**Challenge:** Leave out the pictures and copy everything else in the entries exactly.

**Data excerpts:**
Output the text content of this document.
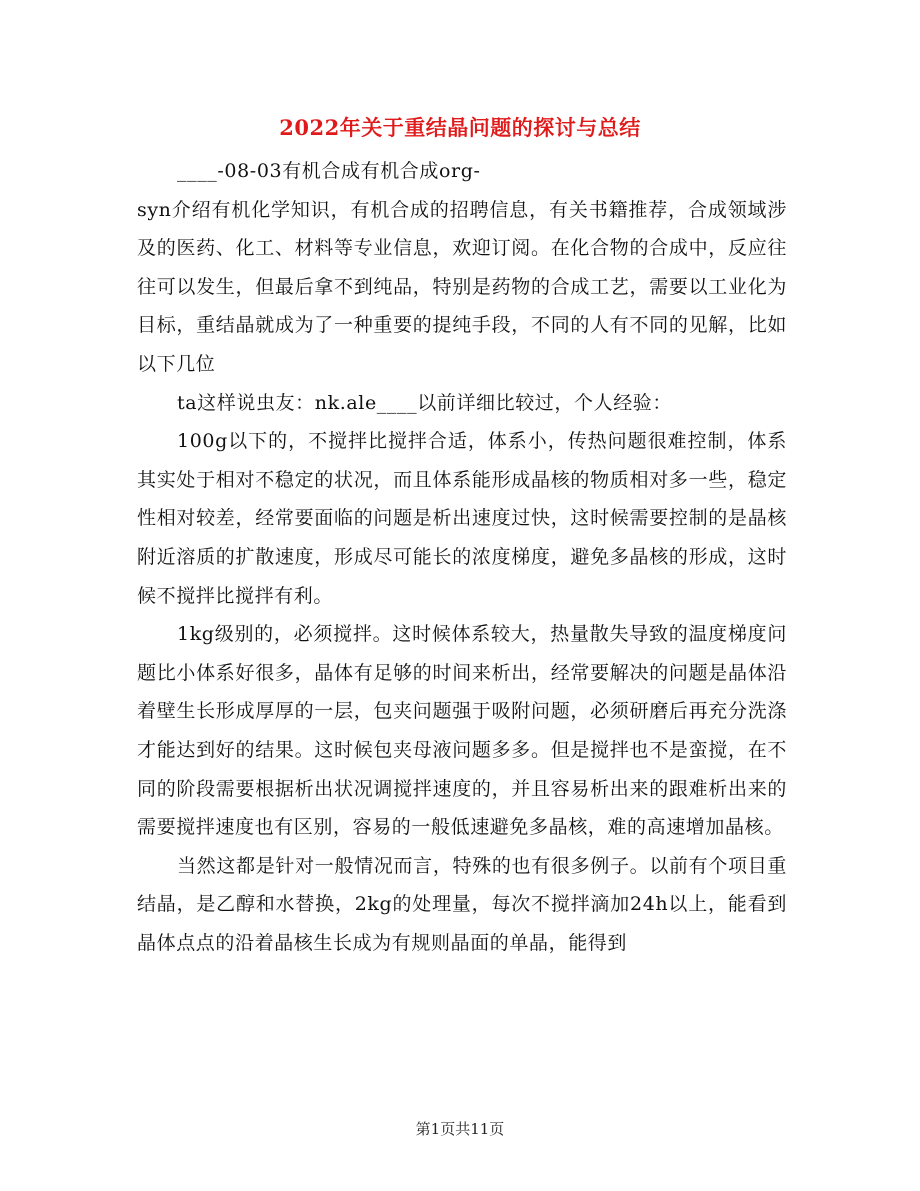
2022年关于重结晶问题的探讨与总结

____-08-03有机合成有机合成org-

syn介绍有机化学知识，有机合成的招聘信息，有关书籍推荐，合成领域涉及的医药、化工、材料等专业信息，欢迎订阅。在化合物的合成中，反应往往可以发生，但最后拿不到纯品，特别是药物的合成工艺，需要以工业化为目标，重结晶就成为了一种重要的提纯手段，不同的人有不同的见解，比如以下几位

ta这样说虫友：nk.ale____以前详细比较过，个人经验：

100g以下的，不搅拌比搅拌合适，体系小，传热问题很难控制，体系其实处于相对不稳定的状况，而且体系能形成晶核的物质相对多一些，稳定性相对较差，经常要面临的问题是析出速度过快，这时候需要控制的是晶核附近溶质的扩散速度，形成尽可能长的浓度梯度，避免多晶核的形成，这时候不搅拌比搅拌有利。

1kg级别的，必须搅拌。这时候体系较大，热量散失导致的温度梯度问题比小体系好很多，晶体有足够的时间来析出，经常要解决的问题是晶体沿着壁生长形成厚厚的一层，包夹问题强于吸附问题，必须研磨后再充分洗涤才能达到好的结果。这时候包夹母液问题多多。但是搅拌也不是蛮搅，在不同的阶段需要根据析出状况调搅拌速度的，并且容易析出来的跟难析出来的需要搅拌速度也有区别，容易的一般低速避免多晶核，难的高速增加晶核。

当然这都是针对一般情况而言，特殊的也有很多例子。以前有个项目重结晶，是乙醇和水替换，2kg的处理量，每次不搅拌滴加24h以上，能看到晶体点点的沿着晶核生长成为有规则晶面的单晶，能得到

第1页共11页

**Result:**
Output the text content of this document.
2022年关于重结晶问题的探讨与总结

____-08-03有机合成有机合成org-

syn介绍有机化学知识，有机合成的招聘信息，有关书籍推荐，合成领域涉及的医药、化工、材料等专业信息，欢迎订阅。在化合物的合成中，反应往往可以发生，但最后拿不到纯品，特别是药物的合成工艺，需要以工业化为目标，重结晶就成为了一种重要的提纯手段，不同的人有不同的见解，比如以下几位

ta这样说虫友：nk.ale____以前详细比较过，个人经验：

100g以下的，不搅拌比搅拌合适，体系小，传热问题很难控制，体系其实处于相对不稳定的状况，而且体系能形成晶核的物质相对多一些，稳定性相对较差，经常要面临的问题是析出速度过快，这时候需要控制的是晶核附近溶质的扩散速度，形成尽可能长的浓度梯度，避免多晶核的形成，这时候不搅拌比搅拌有利。

1kg级别的，必须搅拌。这时候体系较大，热量散失导致的温度梯度问题比小体系好很多，晶体有足够的时间来析出，经常要解决的问题是晶体沿着壁生长形成厚厚的一层，包夹问题强于吸附问题，必须研磨后再充分洗涤才能达到好的结果。这时候包夹母液问题多多。但是搅拌也不是蛮搅，在不同的阶段需要根据析出状况调搅拌速度的，并且容易析出来的跟难析出来的需要搅拌速度也有区别，容易的一般低速避免多晶核，难的高速增加晶核。

当然这都是针对一般情况而言，特殊的也有很多例子。以前有个项目重结晶，是乙醇和水替换，2kg的处理量，每次不搅拌滴加24h以上，能看到晶体点点的沿着晶核生长成为有规则晶面的单晶，能得到

第1页共11页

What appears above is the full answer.